- [The task] Leave the pictures out, and retype all of the material exactly as written.

- [Data section]
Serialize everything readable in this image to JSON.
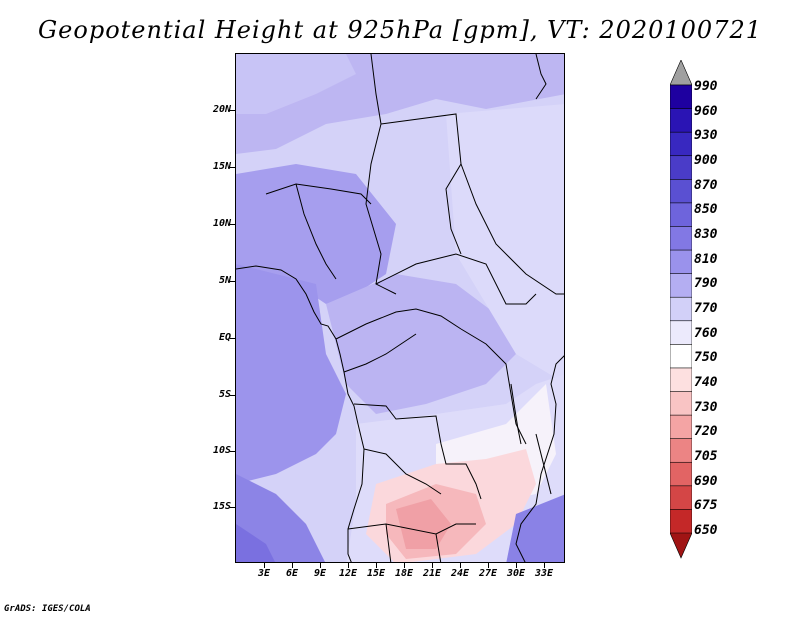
{
  "title": "Geopotential Height at 925hPa [gpm], VT: 2020100721",
  "credit": "GrADS: IGES/COLA",
  "map": {
    "region": "Central and Southern Africa",
    "lat_range": [
      -20,
      25
    ],
    "lon_range": [
      0,
      35
    ],
    "y_ticks": [
      "20N",
      "15N",
      "10N",
      "5N",
      "EQ",
      "5S",
      "10S",
      "15S"
    ],
    "x_ticks": [
      "3E",
      "6E",
      "9E",
      "12E",
      "15E",
      "18E",
      "21E",
      "24E",
      "27E",
      "30E",
      "33E"
    ]
  },
  "colorbar": {
    "levels": [
      "990",
      "960",
      "930",
      "900",
      "870",
      "850",
      "830",
      "810",
      "790",
      "770",
      "760",
      "750",
      "740",
      "730",
      "720",
      "705",
      "690",
      "675",
      "650"
    ],
    "colors": {
      "top_arrow": "#a0a0a0",
      "c990": "#1e00a0",
      "c960": "#2a14b4",
      "c930": "#3828c0",
      "c900": "#4a3cc8",
      "c870": "#5a50d2",
      "c850": "#6e64dc",
      "c830": "#8278e4",
      "c810": "#9a92ec",
      "c790": "#b4aef2",
      "c770": "#d2d0f8",
      "c760": "#eceafc",
      "c750": "#ffffff",
      "c740": "#fde0e0",
      "c730": "#f9c4c4",
      "c720": "#f4a4a4",
      "c705": "#ec8484",
      "c690": "#e26464",
      "c675": "#d44646",
      "c650": "#c42828",
      "bottom_arrow": "#a01414"
    }
  }
}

- [Exercise response]
Serialize everything readable in this image to JSON.
{
  "title": "Geopotential Height at 925hPa [gpm], VT: 2020100721",
  "credit": "GrADS: IGES/COLA",
  "map": {
    "region": "Central and Southern Africa",
    "lat_range": [
      -20,
      25
    ],
    "lon_range": [
      0,
      35
    ],
    "y_ticks": [
      "20N",
      "15N",
      "10N",
      "5N",
      "EQ",
      "5S",
      "10S",
      "15S"
    ],
    "x_ticks": [
      "3E",
      "6E",
      "9E",
      "12E",
      "15E",
      "18E",
      "21E",
      "24E",
      "27E",
      "30E",
      "33E"
    ]
  },
  "colorbar": {
    "levels": [
      "990",
      "960",
      "930",
      "900",
      "870",
      "850",
      "830",
      "810",
      "790",
      "770",
      "760",
      "750",
      "740",
      "730",
      "720",
      "705",
      "690",
      "675",
      "650"
    ],
    "colors": {
      "top_arrow": "#a0a0a0",
      "c990": "#1e00a0",
      "c960": "#2a14b4",
      "c930": "#3828c0",
      "c900": "#4a3cc8",
      "c870": "#5a50d2",
      "c850": "#6e64dc",
      "c830": "#8278e4",
      "c810": "#9a92ec",
      "c790": "#b4aef2",
      "c770": "#d2d0f8",
      "c760": "#eceafc",
      "c750": "#ffffff",
      "c740": "#fde0e0",
      "c730": "#f9c4c4",
      "c720": "#f4a4a4",
      "c705": "#ec8484",
      "c690": "#e26464",
      "c675": "#d44646",
      "c650": "#c42828",
      "bottom_arrow": "#a01414"
    }
  }
}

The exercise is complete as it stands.